TAREAS ::
1. Explica en una a tres oraciones por qué el texto sobre Santo Domingo de Guzmán considera inadecuado el método de los misioneros católicos en el sur de Francia.
2. Prosigue el texto sobre Santo Domingo de Guzmán a partir de su última oración.

Cristo es el camino y la puerta. Cristo es la escalera y el vehículo. Es el propiciatorio colocado sobre el arca de Dios. Es "el misterio escondido desde siglos"
(San Buenaventura)

8.8.25

Santo Domingo de Guzmán - 8 de agosto

Santo Domingo de Guzmán

El fundador de los Padres Dominicos, que son ahora 6,800 en 680 casas en el mundo, nació en Caleruega, España, en 1171. 
Su madre, Juana de Aza, era una mujer admirable en virtudes y ha sido declarada Beata. Lo educó en la más estricta formación religiosa.   
A los 14 años se fue a vivir con un tío sacerdote en Palencia en cuya casa trabajaba y estudiaba. 
La gente decía que en edad era un jovencito pero que en seriedad parecía un anciano.
Su goce especial era leer libros religiosos, y hacer caridad a los pobres.   
En un viaje que hizo, acompañando a su obispo por el sur de Francia, se dio cuenta de que los herejes habían invadido regiones enteras y estaban haciendo un gran mal a las almas. Y el método que los misioneros católicos estaban empleando era totalmente inadecuado.    
Los predicadores llegaban en carruajes elegantes, con ayudantes y secretarios, y se hospedaban en los mejores hoteles, y su vida no era ciertamente un modelo de la mejor santidad.

LÍNEAS DE DATOS ::
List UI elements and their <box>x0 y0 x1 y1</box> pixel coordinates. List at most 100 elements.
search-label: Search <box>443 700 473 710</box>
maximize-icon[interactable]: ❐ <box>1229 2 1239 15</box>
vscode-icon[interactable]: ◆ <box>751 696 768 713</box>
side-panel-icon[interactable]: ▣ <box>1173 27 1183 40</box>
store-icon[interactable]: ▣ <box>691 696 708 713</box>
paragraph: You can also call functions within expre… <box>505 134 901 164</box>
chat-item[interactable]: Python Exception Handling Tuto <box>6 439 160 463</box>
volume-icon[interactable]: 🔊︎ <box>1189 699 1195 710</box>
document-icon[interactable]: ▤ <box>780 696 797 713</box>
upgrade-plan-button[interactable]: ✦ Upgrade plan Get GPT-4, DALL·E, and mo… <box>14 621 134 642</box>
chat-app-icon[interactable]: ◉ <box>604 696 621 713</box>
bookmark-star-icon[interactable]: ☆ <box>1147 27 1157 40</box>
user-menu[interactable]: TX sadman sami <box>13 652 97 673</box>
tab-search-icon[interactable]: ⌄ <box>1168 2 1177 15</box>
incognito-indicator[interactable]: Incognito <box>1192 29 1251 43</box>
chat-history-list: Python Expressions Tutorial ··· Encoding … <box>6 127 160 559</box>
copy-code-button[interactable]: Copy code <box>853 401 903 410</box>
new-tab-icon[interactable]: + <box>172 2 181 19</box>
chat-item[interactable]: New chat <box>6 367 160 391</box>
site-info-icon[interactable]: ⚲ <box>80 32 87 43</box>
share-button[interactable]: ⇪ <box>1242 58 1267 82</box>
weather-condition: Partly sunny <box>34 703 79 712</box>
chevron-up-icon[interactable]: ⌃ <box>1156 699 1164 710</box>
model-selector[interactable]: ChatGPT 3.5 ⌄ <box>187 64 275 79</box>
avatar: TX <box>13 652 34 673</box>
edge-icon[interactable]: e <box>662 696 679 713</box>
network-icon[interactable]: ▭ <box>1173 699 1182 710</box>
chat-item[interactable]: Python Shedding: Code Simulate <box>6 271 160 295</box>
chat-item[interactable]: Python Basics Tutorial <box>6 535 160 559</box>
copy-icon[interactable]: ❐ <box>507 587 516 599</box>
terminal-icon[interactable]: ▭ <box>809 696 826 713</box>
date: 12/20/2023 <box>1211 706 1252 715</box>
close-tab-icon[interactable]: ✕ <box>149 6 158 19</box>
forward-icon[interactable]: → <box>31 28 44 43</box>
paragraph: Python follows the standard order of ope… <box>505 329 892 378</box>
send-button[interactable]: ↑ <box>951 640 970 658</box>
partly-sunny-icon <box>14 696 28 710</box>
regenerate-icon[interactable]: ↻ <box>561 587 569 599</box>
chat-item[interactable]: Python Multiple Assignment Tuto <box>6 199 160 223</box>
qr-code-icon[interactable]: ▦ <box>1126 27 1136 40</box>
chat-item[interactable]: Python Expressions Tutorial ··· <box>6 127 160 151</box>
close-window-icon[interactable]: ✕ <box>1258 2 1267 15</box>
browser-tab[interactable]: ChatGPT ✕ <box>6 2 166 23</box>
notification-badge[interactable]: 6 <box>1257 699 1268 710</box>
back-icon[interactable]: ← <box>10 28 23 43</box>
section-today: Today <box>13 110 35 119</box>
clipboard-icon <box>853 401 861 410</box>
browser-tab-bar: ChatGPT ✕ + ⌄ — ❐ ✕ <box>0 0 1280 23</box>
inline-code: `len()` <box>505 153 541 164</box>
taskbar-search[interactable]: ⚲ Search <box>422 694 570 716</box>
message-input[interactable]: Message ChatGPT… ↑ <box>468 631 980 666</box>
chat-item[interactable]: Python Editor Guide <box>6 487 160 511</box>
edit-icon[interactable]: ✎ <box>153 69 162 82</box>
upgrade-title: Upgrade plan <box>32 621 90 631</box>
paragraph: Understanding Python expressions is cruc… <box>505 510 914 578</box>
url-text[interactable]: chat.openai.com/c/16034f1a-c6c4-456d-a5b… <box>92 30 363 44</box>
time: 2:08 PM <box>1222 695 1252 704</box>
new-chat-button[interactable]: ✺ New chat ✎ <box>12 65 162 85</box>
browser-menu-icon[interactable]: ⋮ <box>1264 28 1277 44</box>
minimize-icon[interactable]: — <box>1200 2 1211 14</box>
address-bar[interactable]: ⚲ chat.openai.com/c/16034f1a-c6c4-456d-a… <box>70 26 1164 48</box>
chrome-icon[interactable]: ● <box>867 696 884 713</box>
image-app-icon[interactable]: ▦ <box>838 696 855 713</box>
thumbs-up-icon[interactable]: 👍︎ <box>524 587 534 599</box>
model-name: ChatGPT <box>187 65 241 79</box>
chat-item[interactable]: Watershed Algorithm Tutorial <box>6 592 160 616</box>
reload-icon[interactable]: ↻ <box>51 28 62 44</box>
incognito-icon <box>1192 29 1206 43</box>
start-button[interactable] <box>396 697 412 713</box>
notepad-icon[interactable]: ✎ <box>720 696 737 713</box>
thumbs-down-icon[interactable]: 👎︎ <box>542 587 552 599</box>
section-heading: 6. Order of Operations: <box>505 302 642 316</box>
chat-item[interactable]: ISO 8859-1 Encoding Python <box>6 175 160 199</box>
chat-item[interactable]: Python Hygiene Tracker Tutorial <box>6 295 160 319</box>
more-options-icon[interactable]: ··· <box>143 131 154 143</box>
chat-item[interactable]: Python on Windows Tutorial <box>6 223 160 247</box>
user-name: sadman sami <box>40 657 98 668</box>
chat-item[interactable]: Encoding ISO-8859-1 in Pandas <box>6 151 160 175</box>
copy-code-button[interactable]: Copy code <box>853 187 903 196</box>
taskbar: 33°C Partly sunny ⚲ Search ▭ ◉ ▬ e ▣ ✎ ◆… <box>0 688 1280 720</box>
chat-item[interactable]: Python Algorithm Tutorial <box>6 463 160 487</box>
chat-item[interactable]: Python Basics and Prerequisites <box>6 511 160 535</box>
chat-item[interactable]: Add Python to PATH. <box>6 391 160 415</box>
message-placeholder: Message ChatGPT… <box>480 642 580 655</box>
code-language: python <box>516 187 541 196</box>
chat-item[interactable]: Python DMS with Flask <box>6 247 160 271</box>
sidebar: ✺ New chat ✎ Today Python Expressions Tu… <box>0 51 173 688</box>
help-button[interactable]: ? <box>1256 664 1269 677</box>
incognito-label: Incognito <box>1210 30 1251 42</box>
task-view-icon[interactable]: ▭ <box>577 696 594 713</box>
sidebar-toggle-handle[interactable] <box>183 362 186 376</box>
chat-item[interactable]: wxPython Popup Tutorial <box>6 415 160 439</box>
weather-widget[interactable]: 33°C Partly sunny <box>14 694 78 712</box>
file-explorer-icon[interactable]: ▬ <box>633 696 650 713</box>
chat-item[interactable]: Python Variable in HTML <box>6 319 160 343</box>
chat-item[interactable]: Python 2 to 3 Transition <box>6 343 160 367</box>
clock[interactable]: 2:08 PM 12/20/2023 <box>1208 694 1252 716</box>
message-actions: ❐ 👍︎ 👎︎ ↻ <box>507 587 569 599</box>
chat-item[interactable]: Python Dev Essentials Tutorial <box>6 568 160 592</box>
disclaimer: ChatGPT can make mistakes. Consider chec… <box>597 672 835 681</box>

RESPUESTAS ::
1. Los predicadores llegaban en carruajes elegantes, con ayudantes y secretarios, y se hospedaban en los mejores hoteles. Además, su vida no era ciertamente un modelo de la mejor santidad.

2.
Y así de esa manera las conversiones de herejes que conseguían, eran mínimas. Domingo se propuso un modo de misionar totalmente diferente.   Vio que a las gentes les impresionaba que el misionero fuera pobre como el pueblo. Que viviera una vida de verdadero buen ejemplo en todo. Y que se dedicara con todas sus energías a enseñarles la verdadera religión. Se consiguió un grupo de compañeros y con una vida de total pobreza, y con una santidad de conducta impresionante, empezaron a evangelizar con grandes éxitos apostólicos.
Sus armas para convertir eran la oración, la paciencia, la penitencia, y muchas horas dedicadas a instruir a los ignorantes en religión.
Cuando algunos católicos trataron de acabar con los herejes por medio de las armas, o de atemorizarlos para que se convirtieran, les dijo: «Es inútil tratar de convertir a la gente con la violencia. La oración hace más efecto que todas las armas guerreras. No crean que los oyentes se van a conmover y a volver mejores por que nos ven muy elegantemente vestidos. En cambio con la humildad sí se ganan los corazones».
En agosto de 1216 fundó Santo Domingo su Comunidad de predicadores, con 16 compañeros que lo querían y le obedecían como al mejor de los padres. Ocho eran franceses, siete españoles y uno inglés. Los preparó de la mejor manera que le fue posible y los envió a predicar, y la nueva comunidad tuvo una bendición de Dios tan grande que a los pocos años ya los conventos de los dominicos eran más de setenta, y se hicieron famosos en las grandes universidades, especialmente en la de París y en la de Bolonia.   
El gran fundador le dieron a sus religiosos unas normas que les han hecho un bien inmenso por muchos siglos.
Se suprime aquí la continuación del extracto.